_Task details_
Find each line in the listing below that contains the string "帽峰山顶", and copy those lines in full.

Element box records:
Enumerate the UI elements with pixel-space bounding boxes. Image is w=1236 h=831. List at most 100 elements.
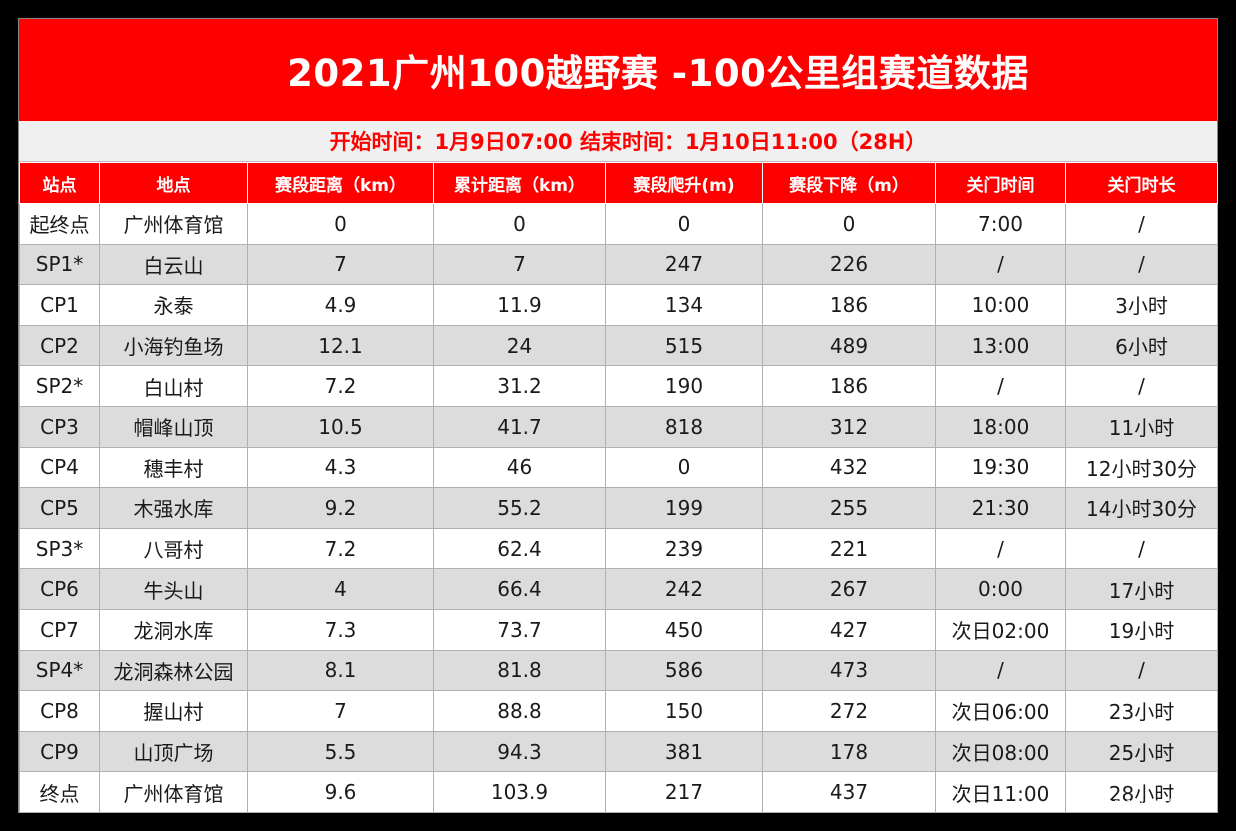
cell-location: 木强水库 [99,487,248,529]
course-data-sheet: 2021广州100越野赛 -100公里组赛道数据 开始时间：1月9日07:00 … [18,18,1218,813]
cell-segment-distance: 9.2 [247,487,434,529]
cell-segment-distance: 7.2 [247,365,434,407]
cell-station: CP1 [19,284,100,326]
cell-segment-distance: 7 [247,243,434,286]
cell-cutoff-time: 10:00 [935,284,1066,326]
table-row: SP1* 白云山 7 7 247 226// [19,243,1218,286]
table-row: SP3* 八哥村 7.2 62.4 239 221// [19,527,1218,570]
cell-station: CP7 [19,608,100,651]
cell-segment-distance: 4.3 [247,446,434,489]
table-row: CP4 穗丰村 4.3 46 0 432 19:30 12小时30分 [19,446,1218,489]
cell-segment-distance: 7.3 [247,608,434,651]
cell-segment-ascent: 239 [605,527,763,570]
cell-segment-descent: 427 [762,608,936,651]
cell-cutoff-time: 21:30 [935,487,1066,529]
column-header-segment-distance: 赛段距离（km） [247,162,434,204]
cell-cumulative-distance: 31.2 [433,365,606,407]
cell-segment-descent: 312 [762,405,936,448]
cell-cutoff-duration: 12小时30分 [1065,446,1218,489]
cell-segment-distance: 4 [247,568,434,610]
cell-cumulative-distance: 81.8 [433,649,606,692]
cell-cutoff-duration: 23小时 [1065,690,1218,732]
cell-location: 龙洞水库 [99,608,248,651]
cell-station: SP1* [19,243,100,286]
table-body: 起终点 广州体育馆 0 0 0 0 7:00/SP1* 白云山 7 7 247 226// CP1 永泰 4… [19,203,1218,813]
cell-cumulative-distance: 62.4 [433,527,606,570]
cell-segment-descent: 255 [762,487,936,529]
cell-segment-distance: 9.6 [247,771,434,813]
cell-cumulative-distance: 7 [433,243,606,286]
table-row: CP8 握山村 7 88.8 150 272 次日06:00 23小时 [19,690,1218,732]
cell-location: 广州体育馆 [99,203,248,245]
table-row: CP2 小海钓鱼场 12.1 24 515 489 13:00 6小时 [19,324,1218,367]
column-header-location: 地点 [99,162,248,204]
table-row: 终点 广州体育馆 9.6 103.9 217 437 次日11:00 28小时 [19,771,1218,813]
column-header-segment-ascent: 赛段爬升(m) [605,162,763,204]
cell-station: SP4* [19,649,100,692]
cell-segment-distance: 8.1 [247,649,434,692]
cell-cutoff-duration: / [1065,365,1218,407]
column-header-station: 站点 [19,162,100,204]
column-header-segment-descent: 赛段下降（m） [762,162,936,204]
cell-segment-ascent: 217 [605,771,763,813]
cell-segment-descent: 489 [762,324,936,367]
cell-station: CP4 [19,446,100,489]
table-row: CP5 木强水库 9.2 55.2 199 255 21:30 14小时30分 [19,487,1218,529]
cell-cumulative-distance: 66.4 [433,568,606,610]
table-row: CP3 帽峰山顶 10.5 41.7 818 312 18:00 11小时 [19,405,1218,448]
cell-station: CP9 [19,730,100,773]
cell-cutoff-duration: 11小时 [1065,405,1218,448]
cell-cutoff-time: / [935,649,1066,692]
table-row: SP4* 龙洞森林公园 8.1 81.8 586 473// [19,649,1218,692]
cell-cutoff-duration: / [1065,243,1218,286]
table-header-row: 站点 地点 赛段距离（km） 累计距离（km） 赛段爬升(m) 赛段下降（m） … [19,162,1218,204]
cell-cutoff-duration: 25小时 [1065,730,1218,773]
cell-cumulative-distance: 73.7 [433,608,606,651]
title-banner: 2021广州100越野赛 -100公里组赛道数据 [19,19,1217,121]
cell-cutoff-time: / [935,243,1066,286]
cell-segment-distance: 0 [247,203,434,245]
cell-segment-ascent: 150 [605,690,763,732]
cell-segment-ascent: 247 [605,243,763,286]
cell-segment-distance: 5.5 [247,730,434,773]
cell-cutoff-duration: 6小时 [1065,324,1218,367]
cell-cumulative-distance: 24 [433,324,606,367]
cell-location: 白山村 [99,365,248,407]
cell-cutoff-time: 18:00 [935,405,1066,448]
cell-location: 帽峰山顶 [99,405,248,448]
cell-segment-distance: 12.1 [247,324,434,367]
table-row: 起终点 广州体育馆 0 0 0 0 7:00/ [19,203,1218,245]
cell-station: CP2 [19,324,100,367]
cell-segment-descent: 186 [762,365,936,407]
cell-segment-descent: 221 [762,527,936,570]
cell-station: CP6 [19,568,100,610]
cell-segment-distance: 4.9 [247,284,434,326]
race-time-range: 开始时间：1月9日07:00 结束时间：1月10日11:00（28H） [329,130,927,154]
cell-cumulative-distance: 55.2 [433,487,606,529]
cell-segment-distance: 7 [247,690,434,732]
cell-cutoff-duration: 14小时30分 [1065,487,1218,529]
cell-cutoff-time: 次日08:00 [935,730,1066,773]
cell-cutoff-time: 0:00 [935,568,1066,610]
cell-cumulative-distance: 88.8 [433,690,606,732]
cell-segment-descent: 473 [762,649,936,692]
table-row: CP1 永泰 4.9 11.9 134 186 10:00 3小时 [19,284,1218,326]
cell-station: CP3 [19,405,100,448]
cell-location: 牛头山 [99,568,248,610]
cell-cutoff-time: 次日02:00 [935,608,1066,651]
cell-cumulative-distance: 11.9 [433,284,606,326]
cell-segment-ascent: 818 [605,405,763,448]
cell-location: 山顶广场 [99,730,248,773]
table-row: CP6 牛头山 4 66.4 242 267 0:00 17小时 [19,568,1218,610]
cell-location: 小海钓鱼场 [99,324,248,367]
cell-segment-ascent: 381 [605,730,763,773]
cell-cutoff-duration: 17小时 [1065,568,1218,610]
cell-cumulative-distance: 41.7 [433,405,606,448]
cell-segment-descent: 178 [762,730,936,773]
cell-cutoff-duration: 19小时 [1065,608,1218,651]
cell-cutoff-duration: 3小时 [1065,284,1218,326]
cell-cutoff-time: 次日06:00 [935,690,1066,732]
cell-cutoff-time: 13:00 [935,324,1066,367]
column-header-cutoff-time: 关门时间 [935,162,1066,204]
cell-segment-distance: 7.2 [247,527,434,570]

_Result for this exercise_
table-row: CP3 帽峰山顶 10.5 41.7 818 312 18:00 11小时 [19,405,1218,448]
cell-location: 帽峰山顶 [99,405,248,448]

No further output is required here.